## EXERCISE TASK
Below are the records; locate each line with the word "prefix" and copy it.

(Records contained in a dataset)
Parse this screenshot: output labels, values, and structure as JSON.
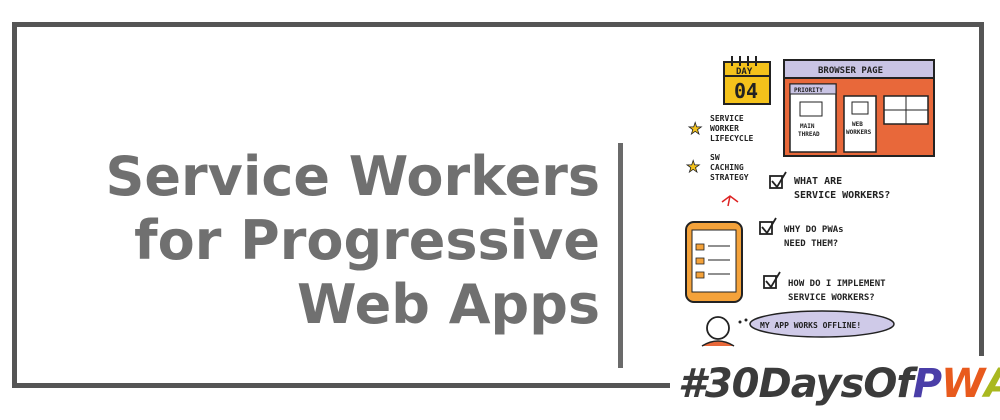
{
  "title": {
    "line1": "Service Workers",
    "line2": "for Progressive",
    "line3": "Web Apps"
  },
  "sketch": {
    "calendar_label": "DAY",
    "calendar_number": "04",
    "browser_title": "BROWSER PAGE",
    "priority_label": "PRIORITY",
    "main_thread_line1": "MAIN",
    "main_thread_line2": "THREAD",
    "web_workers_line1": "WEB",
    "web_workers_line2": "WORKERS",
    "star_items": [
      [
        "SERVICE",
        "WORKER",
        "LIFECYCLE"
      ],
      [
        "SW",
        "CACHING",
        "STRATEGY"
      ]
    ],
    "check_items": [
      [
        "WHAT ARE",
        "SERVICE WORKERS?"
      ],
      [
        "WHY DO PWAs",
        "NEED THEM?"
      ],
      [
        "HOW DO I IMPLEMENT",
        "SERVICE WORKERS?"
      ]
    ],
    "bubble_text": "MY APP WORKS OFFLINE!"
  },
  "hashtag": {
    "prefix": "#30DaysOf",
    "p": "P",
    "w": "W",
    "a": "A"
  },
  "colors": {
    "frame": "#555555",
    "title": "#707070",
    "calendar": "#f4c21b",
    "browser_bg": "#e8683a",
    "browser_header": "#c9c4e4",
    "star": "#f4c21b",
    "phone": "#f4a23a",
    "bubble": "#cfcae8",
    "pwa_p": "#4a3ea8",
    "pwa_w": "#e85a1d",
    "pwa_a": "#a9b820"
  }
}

==

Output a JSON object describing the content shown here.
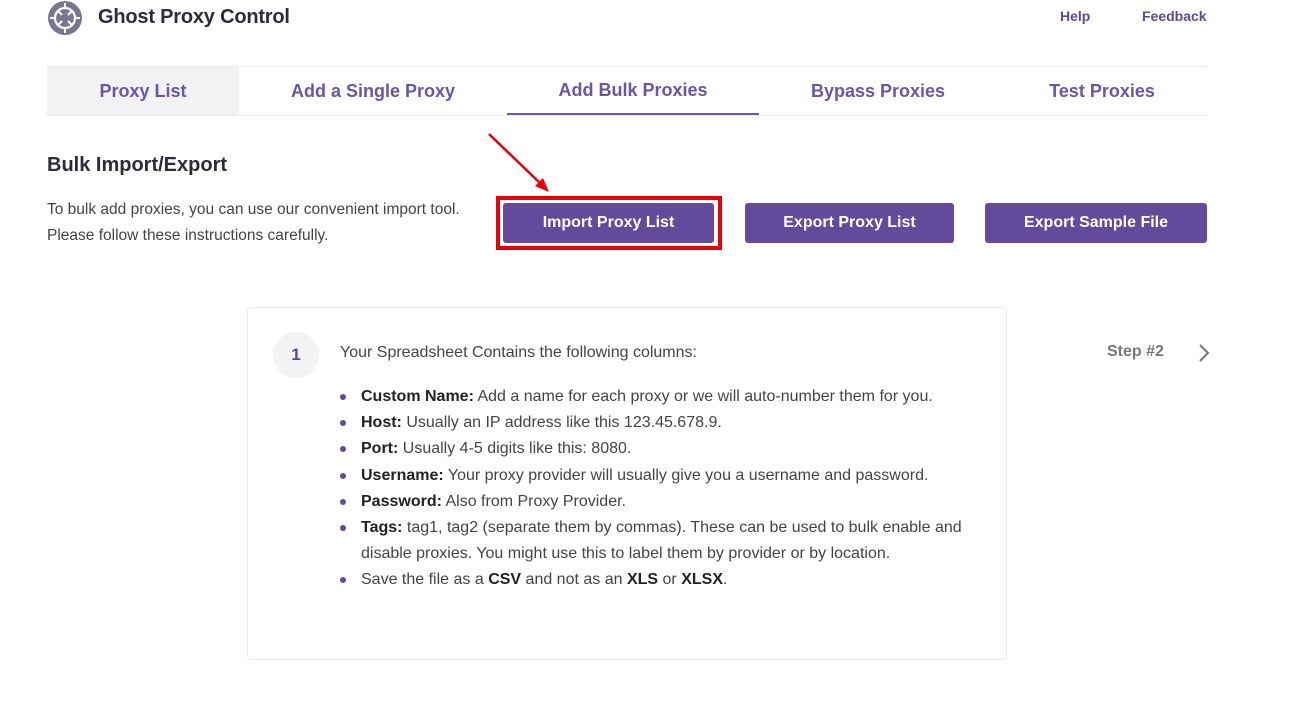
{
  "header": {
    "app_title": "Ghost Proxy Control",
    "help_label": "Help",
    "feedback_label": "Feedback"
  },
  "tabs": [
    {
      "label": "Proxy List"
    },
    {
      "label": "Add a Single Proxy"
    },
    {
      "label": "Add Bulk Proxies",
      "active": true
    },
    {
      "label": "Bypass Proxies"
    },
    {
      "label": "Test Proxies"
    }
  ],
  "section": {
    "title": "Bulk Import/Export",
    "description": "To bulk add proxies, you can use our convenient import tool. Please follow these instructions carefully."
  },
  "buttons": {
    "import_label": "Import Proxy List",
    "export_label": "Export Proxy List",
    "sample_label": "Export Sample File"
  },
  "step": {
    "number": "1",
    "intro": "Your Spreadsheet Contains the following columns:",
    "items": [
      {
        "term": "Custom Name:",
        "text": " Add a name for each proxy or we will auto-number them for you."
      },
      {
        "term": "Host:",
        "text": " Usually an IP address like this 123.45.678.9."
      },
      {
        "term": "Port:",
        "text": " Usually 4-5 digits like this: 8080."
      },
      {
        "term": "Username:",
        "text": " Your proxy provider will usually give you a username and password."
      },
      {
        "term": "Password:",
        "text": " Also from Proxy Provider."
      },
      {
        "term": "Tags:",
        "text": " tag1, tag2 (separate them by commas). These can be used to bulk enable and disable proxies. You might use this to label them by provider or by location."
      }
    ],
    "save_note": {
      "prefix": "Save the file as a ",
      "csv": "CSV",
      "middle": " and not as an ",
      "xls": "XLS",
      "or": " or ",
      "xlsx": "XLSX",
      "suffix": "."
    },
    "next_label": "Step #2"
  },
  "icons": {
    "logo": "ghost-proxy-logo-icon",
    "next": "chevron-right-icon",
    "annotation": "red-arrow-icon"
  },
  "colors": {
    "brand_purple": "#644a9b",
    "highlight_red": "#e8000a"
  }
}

## RESULT BELOW
    "prefix": "#30DaysOf",
      "prefix": "Save the file as a ",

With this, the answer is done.